**WRITTEN INSTRUCTION**
Look through the material below. Copy each line that contains the string "διδασκάλου".

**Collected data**
┄┄┄┄┄┄┄┄┄┄
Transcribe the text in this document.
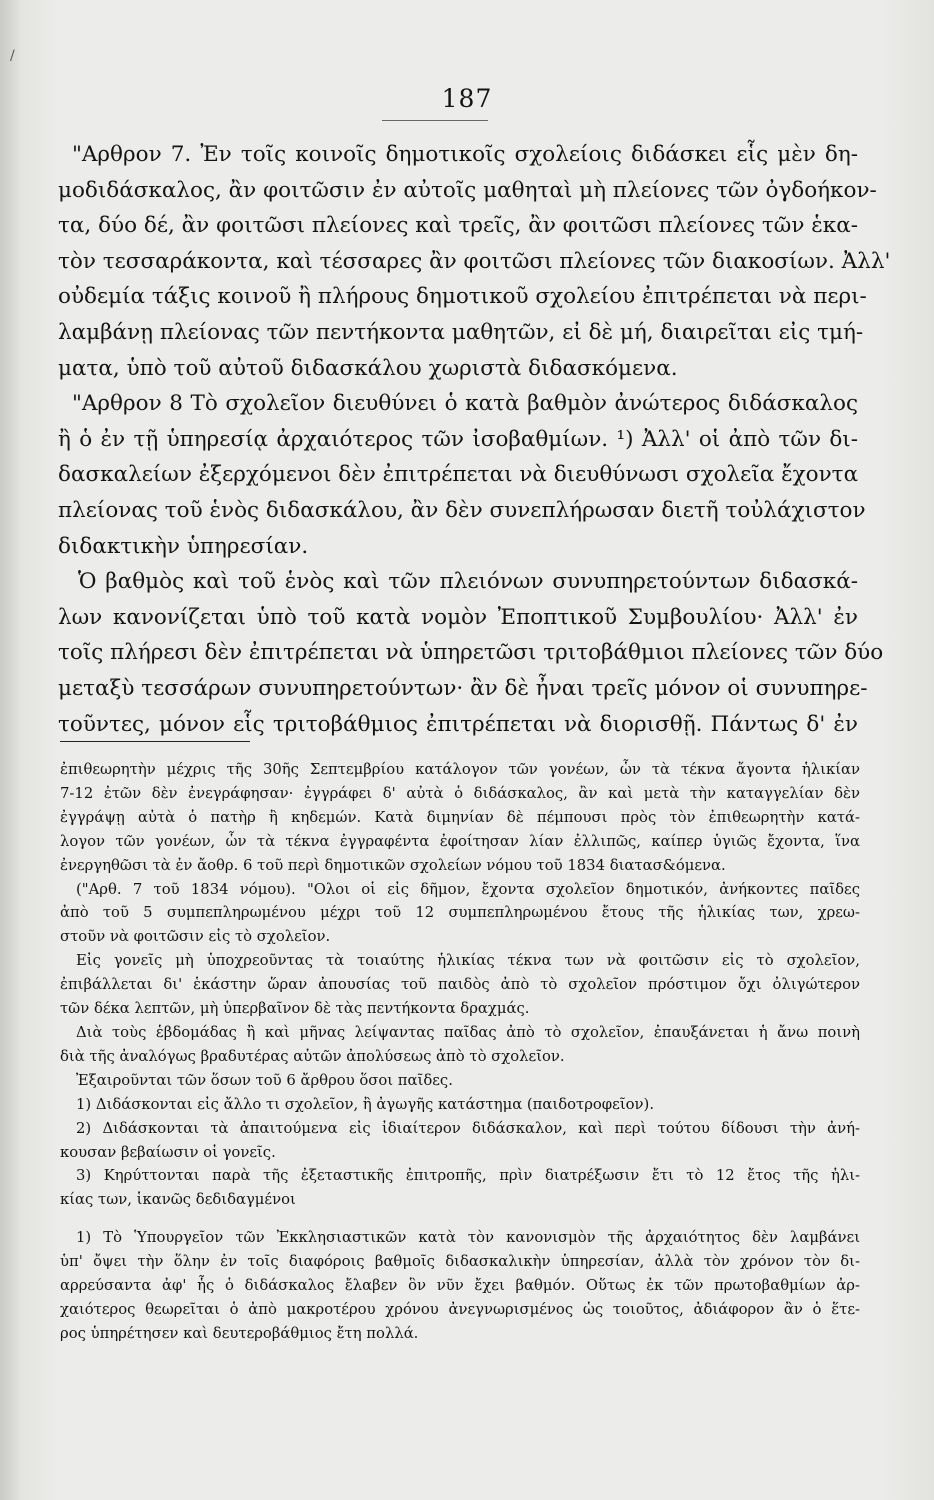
/
187
"Αρθρον 7. Ἐν τοῖς κοινοῖς δημοτικοῖς σχολείοις διδάσκει εἷς μὲν δη-
μοδιδάσκαλος, ἂν φοιτῶσιν ἐν αὐτοῖς μαθηταὶ μὴ πλείονες τῶν ὀγδοήκον-
τα, δύο δέ, ἂν φοιτῶσι πλείονες καὶ τρεῖς, ἂν φοιτῶσι πλείονες τῶν ἑκα-
τὸν τεσσαράκοντα, καὶ τέσσαρες ἂν φοιτῶσι πλείονες τῶν διακοσίων. Ἀλλ'
οὐδεμία τάξις κοινοῦ ἢ πλήρους δημοτικοῦ σχολείου ἐπιτρέπεται νὰ περι-
λαμβάνῃ πλείονας τῶν πεντήκοντα μαθητῶν, εἰ δὲ μή, διαιρεῖται εἰς τμή-
ματα, ὑπὸ τοῦ αὐτοῦ διδασκάλου χωριστὰ διδασκόμενα.
"Αρθρον 8 Τὸ σχολεῖον διευθύνει ὁ κατὰ βαθμὸν ἀνώτερος διδάσκαλος
ἢ ὁ ἐν τῇ ὑπηρεσίᾳ ἀρχαιότερος τῶν ἰσοβαθμίων. ¹) Ἀλλ' οἱ ἀπὸ τῶν δι-
δασκαλείων ἐξερχόμενοι δὲν ἐπιτρέπεται νὰ διευθύνωσι σχολεῖα ἔχοντα
πλείονας τοῦ ἑνὸς διδασκάλου, ἂν δὲν συνεπλήρωσαν διετῆ τοὐλάχιστον
διδακτικὴν ὑπηρεσίαν.
Ὁ βαθμὸς καὶ τοῦ ἑνὸς καὶ τῶν πλειόνων συνυπηρετούντων διδασκά-
λων κανονίζεται ὑπὸ τοῦ κατὰ νομὸν Ἐποπτικοῦ Συμβουλίου· Ἀλλ' ἐν
τοῖς πλήρεσι δὲν ἐπιτρέπεται νὰ ὑπηρετῶσι τριτοβάθμιοι πλείονες τῶν δύο
μεταξὺ τεσσάρων συνυπηρετούντων· ἂν δὲ ἦναι τρεῖς μόνον οἱ συνυπηρε-
τοῦντες, μόνον εἷς τριτοβάθμιος ἐπιτρέπεται νὰ διορισθῇ. Πάντως δ' ἐν
ἐπιθεωρητὴν μέχρις τῆς 30ῆς Σεπτεμβρίου κατάλογον τῶν γονέων, ὧν τὰ τέκνα ἄγοντα ἡλικίαν
7-12 ἐτῶν δὲν ἐνεγράφησαν· ἐγγράφει δ' αὐτὰ ὁ διδάσκαλος, ἂν καὶ μετὰ τὴν καταγγελίαν δὲν
ἐγγράψῃ αὐτὰ ὁ πατὴρ ἢ κηδεμών. Κατὰ διμηνίαν δὲ πέμπουσι πρὸς τὸν ἐπιθεωρητὴν κατά-
λογον τῶν γονέων, ὧν τὰ τέκνα ἐγγραφέντα ἐφοίτησαν λίαν ἐλλιπῶς, καίπερ ὑγιῶς ἔχοντα, ἵνα
ἐνεργηθῶσι τὰ ἐν ἄοθρ. 6 τοῦ περὶ δημοτικῶν σχολείων νόμου τοῦ 1834 διατασ&όμενα.
("Αρθ. 7 τοῦ 1834 νόμου). "Ολοι οἱ εἰς δῆμον, ἔχοντα σχολεῖον δημοτικόν, ἀνήκοντες παῖδες
ἀπὸ τοῦ 5 συμπεπληρωμένου μέχρι τοῦ 12 συμπεπληρωμένου ἔτους τῆς ἡλικίας των, χρεω-
στοῦν νὰ φοιτῶσιν εἰς τὸ σχολεῖον.
Εἰς γονεῖς μὴ ὑποχρεοῦντας τὰ τοιαύτης ἡλικίας τέκνα των νὰ φοιτῶσιν εἰς τὸ σχολεῖον,
ἐπιβάλλεται δι' ἑκάστην ὥραν ἀπουσίας τοῦ παιδὸς ἀπὸ τὸ σχολεῖον πρόστιμον ὄχι ὀλιγώτερον
τῶν δέκα λεπτῶν, μὴ ὑπερβαῖνον δὲ τὰς πεντήκοντα δραχμάς.
Διὰ τοὺς ἑβδομάδας ἢ καὶ μῆνας λείψαντας παῖδας ἀπὸ τὸ σχολεῖον, ἐπαυξάνεται ἡ ἄνω ποινὴ
διὰ τῆς ἀναλόγως βραδυτέρας αὐτῶν ἀπολύσεως ἀπὸ τὸ σχολεῖον.
Ἐξαιροῦνται τῶν ὅσων τοῦ 6 ἄρθρου ὅσοι παῖδες.
1) Διδάσκονται εἰς ἄλλο τι σχολεῖον, ἢ ἀγωγῆς κατάστημα (παιδοτροφεῖον).
2) Διδάσκονται τὰ ἀπαιτούμενα εἰς ἰδιαίτερον διδάσκαλον, καὶ περὶ τούτου δίδουσι τὴν ἀνή-
κουσαν βεβαίωσιν οἱ γονεῖς.
3) Κηρύττονται παρὰ τῆς ἐξεταστικῆς ἐπιτροπῆς, πρὶν διατρέξωσιν ἔτι τὸ 12 ἔτος τῆς ἡλι-
κίας των, ἱκανῶς δεδιδαγμένοι
1) Τὸ Ὑπουργεῖον τῶν Ἐκκλησιαστικῶν κατὰ τὸν κανονισμὸν τῆς ἀρχαιότητος δὲν λαμβάνει
ὑπ' ὄψει τὴν ὅλην ἐν τοῖς διαφόροις βαθμοῖς διδασκαλικὴν ὑπηρεσίαν, ἀλλὰ τὸν χρόνον τὸν δι-
αρρεύσαντα ἀφ' ἧς ὁ διδάσκαλος ἔλαβεν ὃν νῦν ἔχει βαθμόν. Οὕτως ἐκ τῶν πρωτοβαθμίων ἀρ-
χαιότερος θεωρεῖται ὁ ἀπὸ μακροτέρου χρόνου ἀνεγνωρισμένος ὡς τοιοῦτος, ἀδιάφορον ἂν ὁ ἕτε-
ρος ὑπηρέτησεν καὶ δευτεροβάθμιος ἔτη πολλά.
┄┄┄┄┄┄┄┄┄┄
**EXERCISE SOLUTION**
ματα, ὑπὸ τοῦ αὐτοῦ διδασκάλου χωριστὰ διδασκόμενα.
πλείονας τοῦ ἑνὸς διδασκάλου, ἂν δὲν συνεπλήρωσαν διετῆ τοὐλάχιστον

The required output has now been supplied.